• SHORT EXERCISE
Rewrite the data from the start up to and including the line with "install-note-line1: 10-MIN [424, 826, 578, 853]", replacing "led-bulb" with "led-lamp" and keeping everything else the same.

• RECORDS PROVIDED
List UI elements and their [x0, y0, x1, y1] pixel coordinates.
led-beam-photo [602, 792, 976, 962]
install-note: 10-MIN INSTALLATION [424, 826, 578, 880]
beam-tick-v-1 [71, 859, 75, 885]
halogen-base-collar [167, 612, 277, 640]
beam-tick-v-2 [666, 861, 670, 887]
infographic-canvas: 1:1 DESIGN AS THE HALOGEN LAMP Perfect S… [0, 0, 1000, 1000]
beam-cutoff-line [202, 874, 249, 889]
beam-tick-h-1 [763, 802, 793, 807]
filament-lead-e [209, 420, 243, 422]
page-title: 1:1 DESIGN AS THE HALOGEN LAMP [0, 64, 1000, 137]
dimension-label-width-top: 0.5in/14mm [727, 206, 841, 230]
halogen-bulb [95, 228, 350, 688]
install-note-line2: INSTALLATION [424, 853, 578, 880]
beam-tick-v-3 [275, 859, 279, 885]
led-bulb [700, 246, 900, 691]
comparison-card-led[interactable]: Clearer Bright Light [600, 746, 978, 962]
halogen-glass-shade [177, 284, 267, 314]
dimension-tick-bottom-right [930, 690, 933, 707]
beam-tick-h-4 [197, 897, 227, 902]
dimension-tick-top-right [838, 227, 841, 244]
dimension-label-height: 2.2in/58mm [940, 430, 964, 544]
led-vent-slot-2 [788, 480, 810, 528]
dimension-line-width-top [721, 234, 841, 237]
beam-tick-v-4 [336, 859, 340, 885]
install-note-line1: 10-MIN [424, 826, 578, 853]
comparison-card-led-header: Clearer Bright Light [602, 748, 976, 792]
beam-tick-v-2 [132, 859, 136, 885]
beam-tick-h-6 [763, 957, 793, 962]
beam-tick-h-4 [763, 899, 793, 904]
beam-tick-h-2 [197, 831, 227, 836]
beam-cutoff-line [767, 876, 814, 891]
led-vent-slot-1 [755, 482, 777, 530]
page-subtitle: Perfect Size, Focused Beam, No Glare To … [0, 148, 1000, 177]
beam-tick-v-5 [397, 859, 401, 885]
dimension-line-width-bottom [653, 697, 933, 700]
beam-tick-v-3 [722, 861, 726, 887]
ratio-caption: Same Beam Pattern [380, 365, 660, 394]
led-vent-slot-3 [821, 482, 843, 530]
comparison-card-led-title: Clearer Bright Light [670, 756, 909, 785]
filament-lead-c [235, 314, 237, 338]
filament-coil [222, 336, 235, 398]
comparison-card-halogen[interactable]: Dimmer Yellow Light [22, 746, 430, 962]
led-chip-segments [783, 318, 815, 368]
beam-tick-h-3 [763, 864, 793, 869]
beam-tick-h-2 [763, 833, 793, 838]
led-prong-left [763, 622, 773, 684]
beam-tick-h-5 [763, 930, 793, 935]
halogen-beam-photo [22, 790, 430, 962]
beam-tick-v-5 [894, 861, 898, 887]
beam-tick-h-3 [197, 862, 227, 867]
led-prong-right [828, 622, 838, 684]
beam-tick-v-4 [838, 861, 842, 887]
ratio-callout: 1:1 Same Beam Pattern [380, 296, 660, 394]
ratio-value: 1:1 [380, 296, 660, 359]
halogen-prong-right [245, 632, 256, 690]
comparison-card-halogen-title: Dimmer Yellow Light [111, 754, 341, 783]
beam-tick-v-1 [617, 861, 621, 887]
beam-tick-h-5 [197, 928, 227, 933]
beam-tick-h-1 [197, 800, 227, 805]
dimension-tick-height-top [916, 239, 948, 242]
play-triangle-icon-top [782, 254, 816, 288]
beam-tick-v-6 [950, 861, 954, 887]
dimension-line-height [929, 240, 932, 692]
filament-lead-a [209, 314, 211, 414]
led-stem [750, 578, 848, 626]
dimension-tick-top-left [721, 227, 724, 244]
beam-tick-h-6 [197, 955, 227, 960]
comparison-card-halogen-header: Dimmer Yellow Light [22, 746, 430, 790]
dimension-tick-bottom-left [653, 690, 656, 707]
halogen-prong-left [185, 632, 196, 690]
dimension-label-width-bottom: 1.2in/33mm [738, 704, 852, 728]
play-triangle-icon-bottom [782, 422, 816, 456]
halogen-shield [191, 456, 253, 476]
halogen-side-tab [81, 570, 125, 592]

• COMPLETE ANSWER
List UI elements and their [x0, y0, x1, y1] pixel coordinates.
led-beam-photo [602, 792, 976, 962]
install-note: 10-MIN INSTALLATION [424, 826, 578, 880]
beam-tick-v-1 [71, 859, 75, 885]
halogen-base-collar [167, 612, 277, 640]
beam-tick-v-2 [666, 861, 670, 887]
infographic-canvas: 1:1 DESIGN AS THE HALOGEN LAMP Perfect S… [0, 0, 1000, 1000]
beam-cutoff-line [202, 874, 249, 889]
beam-tick-h-1 [763, 802, 793, 807]
filament-lead-e [209, 420, 243, 422]
page-title: 1:1 DESIGN AS THE HALOGEN LAMP [0, 64, 1000, 137]
dimension-label-width-top: 0.5in/14mm [727, 206, 841, 230]
halogen-bulb [95, 228, 350, 688]
install-note-line2: INSTALLATION [424, 853, 578, 880]
beam-tick-v-3 [275, 859, 279, 885]
led-lamp [700, 246, 900, 691]
comparison-card-led[interactable]: Clearer Bright Light [600, 746, 978, 962]
halogen-glass-shade [177, 284, 267, 314]
dimension-tick-bottom-right [930, 690, 933, 707]
beam-tick-h-4 [197, 897, 227, 902]
dimension-tick-top-right [838, 227, 841, 244]
dimension-label-height: 2.2in/58mm [940, 430, 964, 544]
led-vent-slot-2 [788, 480, 810, 528]
dimension-line-width-top [721, 234, 841, 237]
beam-tick-v-4 [336, 859, 340, 885]
install-note-line1: 10-MIN [424, 826, 578, 853]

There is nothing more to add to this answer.